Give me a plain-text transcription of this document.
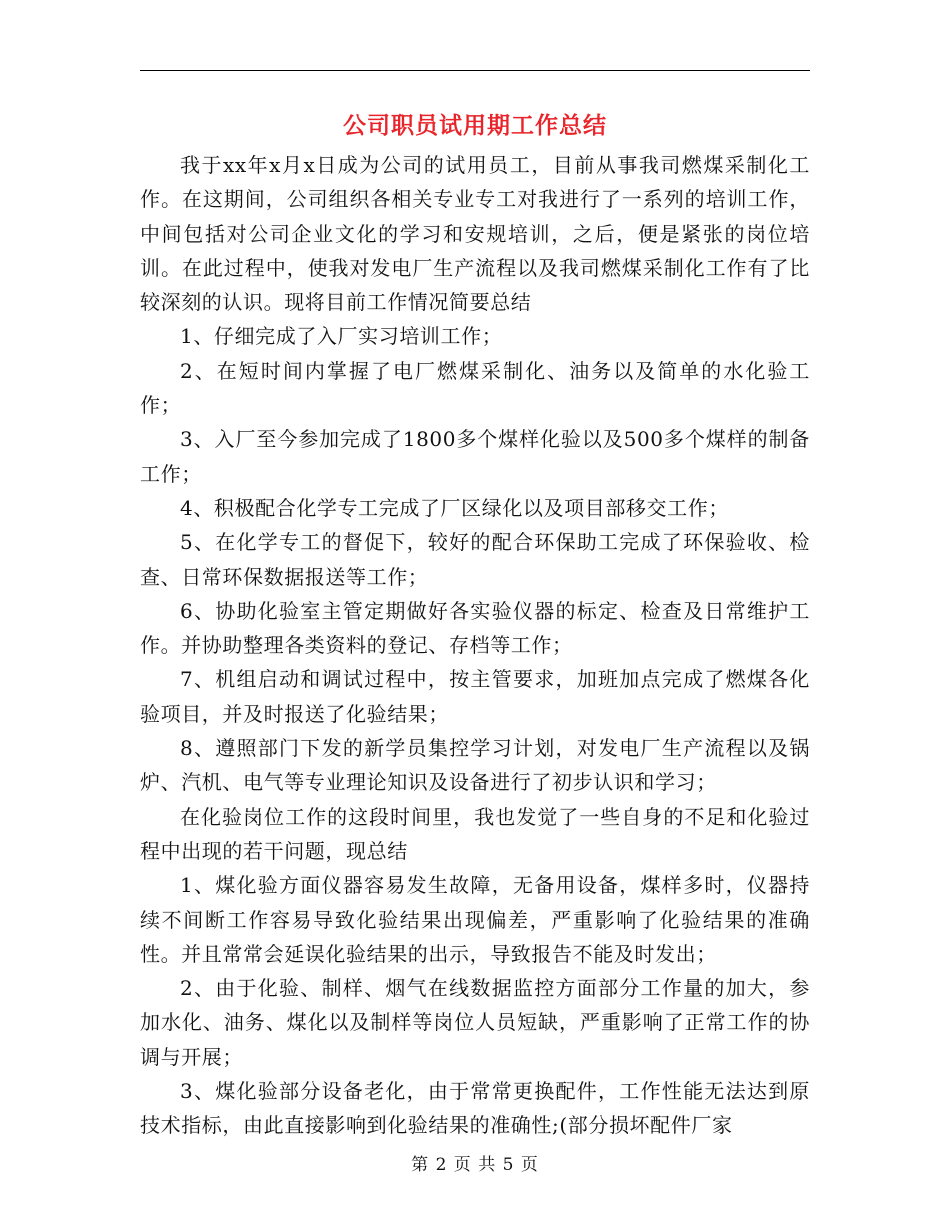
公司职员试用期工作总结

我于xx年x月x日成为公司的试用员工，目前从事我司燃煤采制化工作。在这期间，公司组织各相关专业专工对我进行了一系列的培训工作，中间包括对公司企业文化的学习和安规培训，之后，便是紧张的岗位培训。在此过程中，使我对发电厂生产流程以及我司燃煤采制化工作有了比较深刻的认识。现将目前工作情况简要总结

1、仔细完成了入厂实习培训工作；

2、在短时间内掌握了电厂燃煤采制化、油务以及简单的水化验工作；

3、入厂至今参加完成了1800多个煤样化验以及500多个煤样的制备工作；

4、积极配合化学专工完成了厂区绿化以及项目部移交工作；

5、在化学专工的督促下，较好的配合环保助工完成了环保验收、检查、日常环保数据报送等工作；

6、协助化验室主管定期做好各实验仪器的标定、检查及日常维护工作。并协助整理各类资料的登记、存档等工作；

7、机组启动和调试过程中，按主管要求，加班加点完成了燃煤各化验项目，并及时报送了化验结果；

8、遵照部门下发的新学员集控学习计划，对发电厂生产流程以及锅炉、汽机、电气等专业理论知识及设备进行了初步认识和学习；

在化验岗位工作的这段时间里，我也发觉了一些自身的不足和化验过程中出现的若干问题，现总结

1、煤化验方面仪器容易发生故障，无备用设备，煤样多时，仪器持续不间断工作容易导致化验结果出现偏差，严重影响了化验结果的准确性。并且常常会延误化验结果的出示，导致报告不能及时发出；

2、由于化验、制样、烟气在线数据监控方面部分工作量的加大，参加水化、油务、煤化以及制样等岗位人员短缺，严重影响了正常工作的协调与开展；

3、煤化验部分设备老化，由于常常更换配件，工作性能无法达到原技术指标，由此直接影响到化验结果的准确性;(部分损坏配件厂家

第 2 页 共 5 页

GIVEN EXERCISE:
Each record above should be copied character for character, with pictures dropped.

WRITTEN SOLUTION:
Give me a plain-text transcription of this document.
公司职员试用期工作总结

我于xx年x月x日成为公司的试用员工，目前从事我司燃煤采制化工作。在这期间，公司组织各相关专业专工对我进行了一系列的培训工作，中间包括对公司企业文化的学习和安规培训，之后，便是紧张的岗位培训。在此过程中，使我对发电厂生产流程以及我司燃煤采制化工作有了比较深刻的认识。现将目前工作情况简要总结

1、仔细完成了入厂实习培训工作；

2、在短时间内掌握了电厂燃煤采制化、油务以及简单的水化验工作；

3、入厂至今参加完成了1800多个煤样化验以及500多个煤样的制备工作；

4、积极配合化学专工完成了厂区绿化以及项目部移交工作；

5、在化学专工的督促下，较好的配合环保助工完成了环保验收、检查、日常环保数据报送等工作；

6、协助化验室主管定期做好各实验仪器的标定、检查及日常维护工作。并协助整理各类资料的登记、存档等工作；

7、机组启动和调试过程中，按主管要求，加班加点完成了燃煤各化验项目，并及时报送了化验结果；

8、遵照部门下发的新学员集控学习计划，对发电厂生产流程以及锅炉、汽机、电气等专业理论知识及设备进行了初步认识和学习；

在化验岗位工作的这段时间里，我也发觉了一些自身的不足和化验过程中出现的若干问题，现总结

1、煤化验方面仪器容易发生故障，无备用设备，煤样多时，仪器持续不间断工作容易导致化验结果出现偏差，严重影响了化验结果的准确性。并且常常会延误化验结果的出示，导致报告不能及时发出；

2、由于化验、制样、烟气在线数据监控方面部分工作量的加大，参加水化、油务、煤化以及制样等岗位人员短缺，严重影响了正常工作的协调与开展；

3、煤化验部分设备老化，由于常常更换配件，工作性能无法达到原技术指标，由此直接影响到化验结果的准确性;(部分损坏配件厂家

第 2 页 共 5 页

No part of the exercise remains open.